:: Data supplied ::

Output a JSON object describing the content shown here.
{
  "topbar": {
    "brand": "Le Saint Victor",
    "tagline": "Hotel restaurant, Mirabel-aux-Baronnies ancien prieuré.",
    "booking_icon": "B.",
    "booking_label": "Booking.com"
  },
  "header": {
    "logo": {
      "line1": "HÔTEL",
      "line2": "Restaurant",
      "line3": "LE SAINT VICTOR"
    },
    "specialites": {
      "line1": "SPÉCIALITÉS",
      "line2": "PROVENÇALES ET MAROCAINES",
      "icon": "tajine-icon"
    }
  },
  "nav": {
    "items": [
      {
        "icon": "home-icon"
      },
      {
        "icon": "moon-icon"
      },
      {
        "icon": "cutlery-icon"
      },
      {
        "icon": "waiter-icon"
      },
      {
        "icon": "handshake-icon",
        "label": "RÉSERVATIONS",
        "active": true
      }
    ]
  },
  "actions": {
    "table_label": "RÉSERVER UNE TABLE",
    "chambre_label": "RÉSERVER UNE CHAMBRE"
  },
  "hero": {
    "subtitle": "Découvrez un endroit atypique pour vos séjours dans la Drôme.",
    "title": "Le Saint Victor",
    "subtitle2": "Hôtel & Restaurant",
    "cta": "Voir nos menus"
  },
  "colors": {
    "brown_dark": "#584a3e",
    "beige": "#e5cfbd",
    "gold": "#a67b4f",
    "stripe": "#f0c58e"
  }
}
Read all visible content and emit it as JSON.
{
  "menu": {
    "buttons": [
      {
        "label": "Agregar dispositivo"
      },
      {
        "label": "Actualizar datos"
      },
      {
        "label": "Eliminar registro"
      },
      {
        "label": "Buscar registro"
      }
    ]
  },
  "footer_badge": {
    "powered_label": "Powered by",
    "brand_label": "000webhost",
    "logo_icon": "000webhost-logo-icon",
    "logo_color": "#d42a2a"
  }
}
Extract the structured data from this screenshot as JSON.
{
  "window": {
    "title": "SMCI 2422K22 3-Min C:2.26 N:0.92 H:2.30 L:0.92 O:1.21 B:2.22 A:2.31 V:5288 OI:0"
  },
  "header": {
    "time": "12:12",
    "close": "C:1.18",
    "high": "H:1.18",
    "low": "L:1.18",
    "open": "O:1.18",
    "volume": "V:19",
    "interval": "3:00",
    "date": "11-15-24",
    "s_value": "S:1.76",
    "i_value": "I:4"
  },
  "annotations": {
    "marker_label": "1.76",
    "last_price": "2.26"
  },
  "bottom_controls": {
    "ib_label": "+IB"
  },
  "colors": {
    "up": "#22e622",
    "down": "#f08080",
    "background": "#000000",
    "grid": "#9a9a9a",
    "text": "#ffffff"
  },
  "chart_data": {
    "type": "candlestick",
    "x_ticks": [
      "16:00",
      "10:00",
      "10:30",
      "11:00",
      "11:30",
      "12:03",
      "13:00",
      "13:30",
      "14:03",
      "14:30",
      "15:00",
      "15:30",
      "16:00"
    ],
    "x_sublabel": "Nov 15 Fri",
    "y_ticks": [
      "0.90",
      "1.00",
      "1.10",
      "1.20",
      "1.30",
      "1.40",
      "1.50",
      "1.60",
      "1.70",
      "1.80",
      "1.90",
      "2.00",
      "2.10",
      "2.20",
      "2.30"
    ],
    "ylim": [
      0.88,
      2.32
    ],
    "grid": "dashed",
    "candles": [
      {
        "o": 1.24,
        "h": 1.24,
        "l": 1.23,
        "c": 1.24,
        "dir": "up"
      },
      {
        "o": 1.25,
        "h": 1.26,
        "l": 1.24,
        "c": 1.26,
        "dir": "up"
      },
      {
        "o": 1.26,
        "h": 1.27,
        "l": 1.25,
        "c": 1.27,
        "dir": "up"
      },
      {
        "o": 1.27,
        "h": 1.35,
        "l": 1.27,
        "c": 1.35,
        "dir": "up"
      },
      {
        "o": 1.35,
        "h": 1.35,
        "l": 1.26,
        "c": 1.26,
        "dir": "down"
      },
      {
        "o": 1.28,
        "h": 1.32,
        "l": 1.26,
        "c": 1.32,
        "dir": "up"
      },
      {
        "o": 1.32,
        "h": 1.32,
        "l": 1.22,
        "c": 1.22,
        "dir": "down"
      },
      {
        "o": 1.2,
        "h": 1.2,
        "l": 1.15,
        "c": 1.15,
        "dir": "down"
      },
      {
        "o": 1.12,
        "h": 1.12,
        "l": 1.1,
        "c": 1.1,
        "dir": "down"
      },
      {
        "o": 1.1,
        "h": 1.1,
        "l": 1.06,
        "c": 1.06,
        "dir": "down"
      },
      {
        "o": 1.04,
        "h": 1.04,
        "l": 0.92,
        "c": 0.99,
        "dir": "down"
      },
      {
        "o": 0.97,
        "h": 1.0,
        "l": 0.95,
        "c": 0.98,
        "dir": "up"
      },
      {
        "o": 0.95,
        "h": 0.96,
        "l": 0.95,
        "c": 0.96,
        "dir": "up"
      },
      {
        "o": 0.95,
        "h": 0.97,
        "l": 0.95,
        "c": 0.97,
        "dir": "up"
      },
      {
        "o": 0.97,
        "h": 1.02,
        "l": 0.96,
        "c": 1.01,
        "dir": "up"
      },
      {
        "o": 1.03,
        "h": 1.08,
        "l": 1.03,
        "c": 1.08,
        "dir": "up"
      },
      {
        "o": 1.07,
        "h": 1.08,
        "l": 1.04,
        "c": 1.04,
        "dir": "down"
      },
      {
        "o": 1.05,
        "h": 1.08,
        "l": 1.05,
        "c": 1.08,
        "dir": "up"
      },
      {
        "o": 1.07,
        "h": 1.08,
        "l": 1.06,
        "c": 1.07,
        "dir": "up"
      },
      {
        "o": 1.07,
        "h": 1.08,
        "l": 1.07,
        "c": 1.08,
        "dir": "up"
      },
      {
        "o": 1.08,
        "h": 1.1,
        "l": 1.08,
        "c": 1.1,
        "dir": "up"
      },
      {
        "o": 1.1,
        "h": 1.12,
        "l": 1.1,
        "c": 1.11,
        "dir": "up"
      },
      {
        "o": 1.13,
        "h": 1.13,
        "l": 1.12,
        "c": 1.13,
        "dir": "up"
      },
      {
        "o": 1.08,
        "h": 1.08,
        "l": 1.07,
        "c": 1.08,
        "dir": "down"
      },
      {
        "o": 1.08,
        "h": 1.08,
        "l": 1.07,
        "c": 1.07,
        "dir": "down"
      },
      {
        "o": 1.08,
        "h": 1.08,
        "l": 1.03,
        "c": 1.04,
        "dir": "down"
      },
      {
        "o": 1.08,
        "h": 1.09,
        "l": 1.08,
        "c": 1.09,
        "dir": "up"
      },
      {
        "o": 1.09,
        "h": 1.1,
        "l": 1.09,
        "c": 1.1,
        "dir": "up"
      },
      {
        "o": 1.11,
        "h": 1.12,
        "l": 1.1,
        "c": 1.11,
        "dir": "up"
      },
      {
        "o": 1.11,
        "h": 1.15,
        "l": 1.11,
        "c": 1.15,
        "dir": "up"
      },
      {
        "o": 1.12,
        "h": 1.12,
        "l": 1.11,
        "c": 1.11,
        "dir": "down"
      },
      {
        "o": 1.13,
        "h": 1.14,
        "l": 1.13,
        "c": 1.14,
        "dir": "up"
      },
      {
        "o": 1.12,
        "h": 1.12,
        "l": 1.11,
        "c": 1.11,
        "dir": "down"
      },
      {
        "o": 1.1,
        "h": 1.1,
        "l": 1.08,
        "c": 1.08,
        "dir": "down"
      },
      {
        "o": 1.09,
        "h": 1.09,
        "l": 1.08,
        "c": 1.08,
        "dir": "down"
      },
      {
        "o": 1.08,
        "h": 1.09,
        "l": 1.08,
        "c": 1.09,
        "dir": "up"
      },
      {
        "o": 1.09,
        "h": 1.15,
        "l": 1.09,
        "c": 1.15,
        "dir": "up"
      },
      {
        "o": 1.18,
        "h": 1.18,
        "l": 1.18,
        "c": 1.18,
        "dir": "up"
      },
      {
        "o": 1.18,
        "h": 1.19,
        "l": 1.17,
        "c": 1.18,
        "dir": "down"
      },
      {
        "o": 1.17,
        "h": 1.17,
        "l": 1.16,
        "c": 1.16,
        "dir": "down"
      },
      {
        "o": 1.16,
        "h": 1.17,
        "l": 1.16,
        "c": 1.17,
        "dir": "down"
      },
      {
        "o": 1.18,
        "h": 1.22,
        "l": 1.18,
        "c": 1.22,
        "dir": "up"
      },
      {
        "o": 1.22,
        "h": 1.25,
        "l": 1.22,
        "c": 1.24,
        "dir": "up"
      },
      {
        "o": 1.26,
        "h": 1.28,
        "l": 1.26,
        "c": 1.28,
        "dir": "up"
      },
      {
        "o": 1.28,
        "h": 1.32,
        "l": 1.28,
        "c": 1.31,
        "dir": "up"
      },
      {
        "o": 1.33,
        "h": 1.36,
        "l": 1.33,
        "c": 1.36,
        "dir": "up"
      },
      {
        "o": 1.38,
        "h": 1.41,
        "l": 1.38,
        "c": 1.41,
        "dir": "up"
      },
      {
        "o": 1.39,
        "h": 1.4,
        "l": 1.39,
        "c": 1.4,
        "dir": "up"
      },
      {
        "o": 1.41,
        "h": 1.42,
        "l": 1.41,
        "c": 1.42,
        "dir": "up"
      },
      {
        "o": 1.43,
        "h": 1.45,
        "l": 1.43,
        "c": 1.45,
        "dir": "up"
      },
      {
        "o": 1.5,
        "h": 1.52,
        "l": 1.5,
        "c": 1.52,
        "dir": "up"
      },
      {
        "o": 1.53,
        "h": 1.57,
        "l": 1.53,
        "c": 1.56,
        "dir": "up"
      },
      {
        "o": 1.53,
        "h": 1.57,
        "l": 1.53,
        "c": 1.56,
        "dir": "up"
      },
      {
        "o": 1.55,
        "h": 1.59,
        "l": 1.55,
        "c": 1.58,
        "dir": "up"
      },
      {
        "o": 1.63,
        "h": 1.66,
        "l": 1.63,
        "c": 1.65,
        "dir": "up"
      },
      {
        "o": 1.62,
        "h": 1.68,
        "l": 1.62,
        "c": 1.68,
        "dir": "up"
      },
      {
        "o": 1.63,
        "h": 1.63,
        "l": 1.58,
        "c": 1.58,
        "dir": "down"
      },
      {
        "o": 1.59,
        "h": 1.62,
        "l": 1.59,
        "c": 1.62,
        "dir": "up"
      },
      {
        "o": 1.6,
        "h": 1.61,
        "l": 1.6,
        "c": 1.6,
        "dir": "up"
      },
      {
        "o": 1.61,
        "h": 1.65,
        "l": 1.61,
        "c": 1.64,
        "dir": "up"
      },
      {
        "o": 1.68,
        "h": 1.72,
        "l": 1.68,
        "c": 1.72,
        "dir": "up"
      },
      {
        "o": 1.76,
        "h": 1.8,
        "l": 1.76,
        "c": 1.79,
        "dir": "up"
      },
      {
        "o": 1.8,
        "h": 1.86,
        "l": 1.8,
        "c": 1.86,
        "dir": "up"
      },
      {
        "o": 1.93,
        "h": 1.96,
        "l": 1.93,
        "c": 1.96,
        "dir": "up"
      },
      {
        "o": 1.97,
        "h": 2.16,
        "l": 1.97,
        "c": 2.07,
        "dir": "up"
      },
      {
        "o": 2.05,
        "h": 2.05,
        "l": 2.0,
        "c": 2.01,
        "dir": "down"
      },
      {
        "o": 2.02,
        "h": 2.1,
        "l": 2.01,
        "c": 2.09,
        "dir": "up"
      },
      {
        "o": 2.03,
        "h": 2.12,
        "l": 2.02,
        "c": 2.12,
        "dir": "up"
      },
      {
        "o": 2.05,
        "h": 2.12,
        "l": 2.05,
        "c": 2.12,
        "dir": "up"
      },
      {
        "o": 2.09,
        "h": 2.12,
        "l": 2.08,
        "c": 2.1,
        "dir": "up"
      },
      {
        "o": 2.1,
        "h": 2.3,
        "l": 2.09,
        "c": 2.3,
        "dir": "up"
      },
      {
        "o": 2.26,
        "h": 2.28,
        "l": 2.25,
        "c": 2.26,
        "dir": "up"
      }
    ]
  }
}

:::

Exercise aim »
Find the lines above holding the word "JSON" and show them.

Written solution »
Output a JSON object describing the content shown here.
Read all visible content and emit it as JSON.
Extract the structured data from this screenshot as JSON.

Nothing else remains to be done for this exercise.